### Records supplied
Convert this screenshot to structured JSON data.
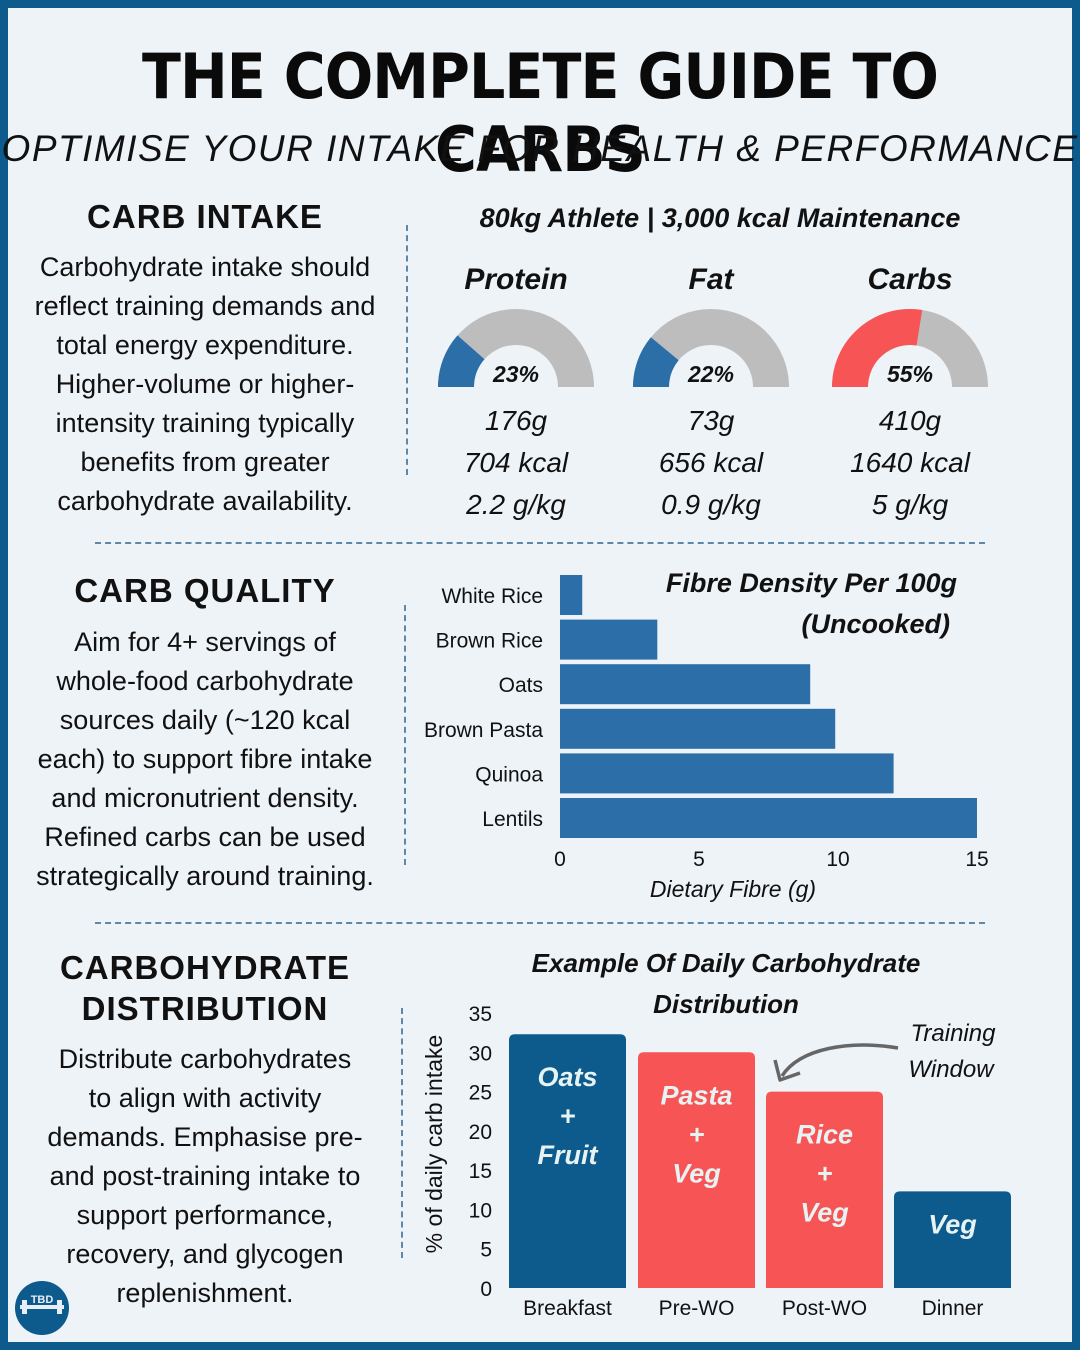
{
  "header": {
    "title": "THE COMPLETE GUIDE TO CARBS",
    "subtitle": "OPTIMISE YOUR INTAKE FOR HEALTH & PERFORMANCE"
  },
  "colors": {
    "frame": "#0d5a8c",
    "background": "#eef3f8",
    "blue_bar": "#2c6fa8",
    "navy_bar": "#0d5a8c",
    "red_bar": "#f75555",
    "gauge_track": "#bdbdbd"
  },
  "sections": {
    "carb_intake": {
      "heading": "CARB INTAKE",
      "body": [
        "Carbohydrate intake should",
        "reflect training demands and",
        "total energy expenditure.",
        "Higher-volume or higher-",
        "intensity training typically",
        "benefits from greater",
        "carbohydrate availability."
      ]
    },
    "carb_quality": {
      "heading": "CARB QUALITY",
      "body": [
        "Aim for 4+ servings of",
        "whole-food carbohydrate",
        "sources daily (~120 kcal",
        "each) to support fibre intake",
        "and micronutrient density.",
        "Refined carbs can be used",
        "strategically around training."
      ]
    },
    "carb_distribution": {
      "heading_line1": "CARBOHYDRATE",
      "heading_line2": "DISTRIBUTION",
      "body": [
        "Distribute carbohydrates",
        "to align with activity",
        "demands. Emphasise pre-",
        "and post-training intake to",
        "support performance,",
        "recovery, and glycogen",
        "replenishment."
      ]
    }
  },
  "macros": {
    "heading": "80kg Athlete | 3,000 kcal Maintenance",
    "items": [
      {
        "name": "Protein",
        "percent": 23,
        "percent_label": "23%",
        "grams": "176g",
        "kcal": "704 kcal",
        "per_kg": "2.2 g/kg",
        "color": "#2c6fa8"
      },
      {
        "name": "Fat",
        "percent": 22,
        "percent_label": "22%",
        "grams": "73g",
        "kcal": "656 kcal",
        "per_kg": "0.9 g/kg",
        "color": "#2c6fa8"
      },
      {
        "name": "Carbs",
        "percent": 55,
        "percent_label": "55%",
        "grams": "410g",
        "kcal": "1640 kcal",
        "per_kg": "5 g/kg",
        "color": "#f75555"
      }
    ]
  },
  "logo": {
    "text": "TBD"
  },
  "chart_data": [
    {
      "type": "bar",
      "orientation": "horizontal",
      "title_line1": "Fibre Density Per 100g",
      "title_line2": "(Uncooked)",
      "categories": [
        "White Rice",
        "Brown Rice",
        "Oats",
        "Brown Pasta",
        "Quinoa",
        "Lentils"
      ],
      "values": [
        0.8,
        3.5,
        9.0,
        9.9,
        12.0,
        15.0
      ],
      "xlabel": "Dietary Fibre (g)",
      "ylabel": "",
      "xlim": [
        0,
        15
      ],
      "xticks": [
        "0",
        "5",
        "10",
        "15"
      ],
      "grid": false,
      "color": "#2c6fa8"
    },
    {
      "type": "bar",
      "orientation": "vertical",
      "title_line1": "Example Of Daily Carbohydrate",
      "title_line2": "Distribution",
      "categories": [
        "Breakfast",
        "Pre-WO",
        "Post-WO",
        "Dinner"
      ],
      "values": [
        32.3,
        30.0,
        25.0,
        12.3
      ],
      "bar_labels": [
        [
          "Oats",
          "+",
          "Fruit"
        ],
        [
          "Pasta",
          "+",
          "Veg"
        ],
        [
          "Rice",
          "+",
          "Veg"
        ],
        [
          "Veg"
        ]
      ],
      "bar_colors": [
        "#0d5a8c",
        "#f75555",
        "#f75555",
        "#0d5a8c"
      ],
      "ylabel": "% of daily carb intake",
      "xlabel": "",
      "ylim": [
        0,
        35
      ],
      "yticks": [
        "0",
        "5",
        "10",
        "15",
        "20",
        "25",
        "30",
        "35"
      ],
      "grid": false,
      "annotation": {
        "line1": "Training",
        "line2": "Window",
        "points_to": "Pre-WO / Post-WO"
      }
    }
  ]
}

### Prompt
Could you return all of the entries above exactly, without any images?

### Output for this exercise
Convert this screenshot to structured JSON data.
{
  "header": {
    "title": "THE COMPLETE GUIDE TO CARBS",
    "subtitle": "OPTIMISE YOUR INTAKE FOR HEALTH & PERFORMANCE"
  },
  "colors": {
    "frame": "#0d5a8c",
    "background": "#eef3f8",
    "blue_bar": "#2c6fa8",
    "navy_bar": "#0d5a8c",
    "red_bar": "#f75555",
    "gauge_track": "#bdbdbd"
  },
  "sections": {
    "carb_intake": {
      "heading": "CARB INTAKE",
      "body": [
        "Carbohydrate intake should",
        "reflect training demands and",
        "total energy expenditure.",
        "Higher-volume or higher-",
        "intensity training typically",
        "benefits from greater",
        "carbohydrate availability."
      ]
    },
    "carb_quality": {
      "heading": "CARB QUALITY",
      "body": [
        "Aim for 4+ servings of",
        "whole-food carbohydrate",
        "sources daily (~120 kcal",
        "each) to support fibre intake",
        "and micronutrient density.",
        "Refined carbs can be used",
        "strategically around training."
      ]
    },
    "carb_distribution": {
      "heading_line1": "CARBOHYDRATE",
      "heading_line2": "DISTRIBUTION",
      "body": [
        "Distribute carbohydrates",
        "to align with activity",
        "demands. Emphasise pre-",
        "and post-training intake to",
        "support performance,",
        "recovery, and glycogen",
        "replenishment."
      ]
    }
  },
  "macros": {
    "heading": "80kg Athlete | 3,000 kcal Maintenance",
    "items": [
      {
        "name": "Protein",
        "percent": 23,
        "percent_label": "23%",
        "grams": "176g",
        "kcal": "704 kcal",
        "per_kg": "2.2 g/kg",
        "color": "#2c6fa8"
      },
      {
        "name": "Fat",
        "percent": 22,
        "percent_label": "22%",
        "grams": "73g",
        "kcal": "656 kcal",
        "per_kg": "0.9 g/kg",
        "color": "#2c6fa8"
      },
      {
        "name": "Carbs",
        "percent": 55,
        "percent_label": "55%",
        "grams": "410g",
        "kcal": "1640 kcal",
        "per_kg": "5 g/kg",
        "color": "#f75555"
      }
    ]
  },
  "logo": {
    "text": "TBD"
  },
  "chart_data": [
    {
      "type": "bar",
      "orientation": "horizontal",
      "title_line1": "Fibre Density Per 100g",
      "title_line2": "(Uncooked)",
      "categories": [
        "White Rice",
        "Brown Rice",
        "Oats",
        "Brown Pasta",
        "Quinoa",
        "Lentils"
      ],
      "values": [
        0.8,
        3.5,
        9.0,
        9.9,
        12.0,
        15.0
      ],
      "xlabel": "Dietary Fibre (g)",
      "ylabel": "",
      "xlim": [
        0,
        15
      ],
      "xticks": [
        "0",
        "5",
        "10",
        "15"
      ],
      "grid": false,
      "color": "#2c6fa8"
    },
    {
      "type": "bar",
      "orientation": "vertical",
      "title_line1": "Example Of Daily Carbohydrate",
      "title_line2": "Distribution",
      "categories": [
        "Breakfast",
        "Pre-WO",
        "Post-WO",
        "Dinner"
      ],
      "values": [
        32.3,
        30.0,
        25.0,
        12.3
      ],
      "bar_labels": [
        [
          "Oats",
          "+",
          "Fruit"
        ],
        [
          "Pasta",
          "+",
          "Veg"
        ],
        [
          "Rice",
          "+",
          "Veg"
        ],
        [
          "Veg"
        ]
      ],
      "bar_colors": [
        "#0d5a8c",
        "#f75555",
        "#f75555",
        "#0d5a8c"
      ],
      "ylabel": "% of daily carb intake",
      "xlabel": "",
      "ylim": [
        0,
        35
      ],
      "yticks": [
        "0",
        "5",
        "10",
        "15",
        "20",
        "25",
        "30",
        "35"
      ],
      "grid": false,
      "annotation": {
        "line1": "Training",
        "line2": "Window",
        "points_to": "Pre-WO / Post-WO"
      }
    }
  ]
}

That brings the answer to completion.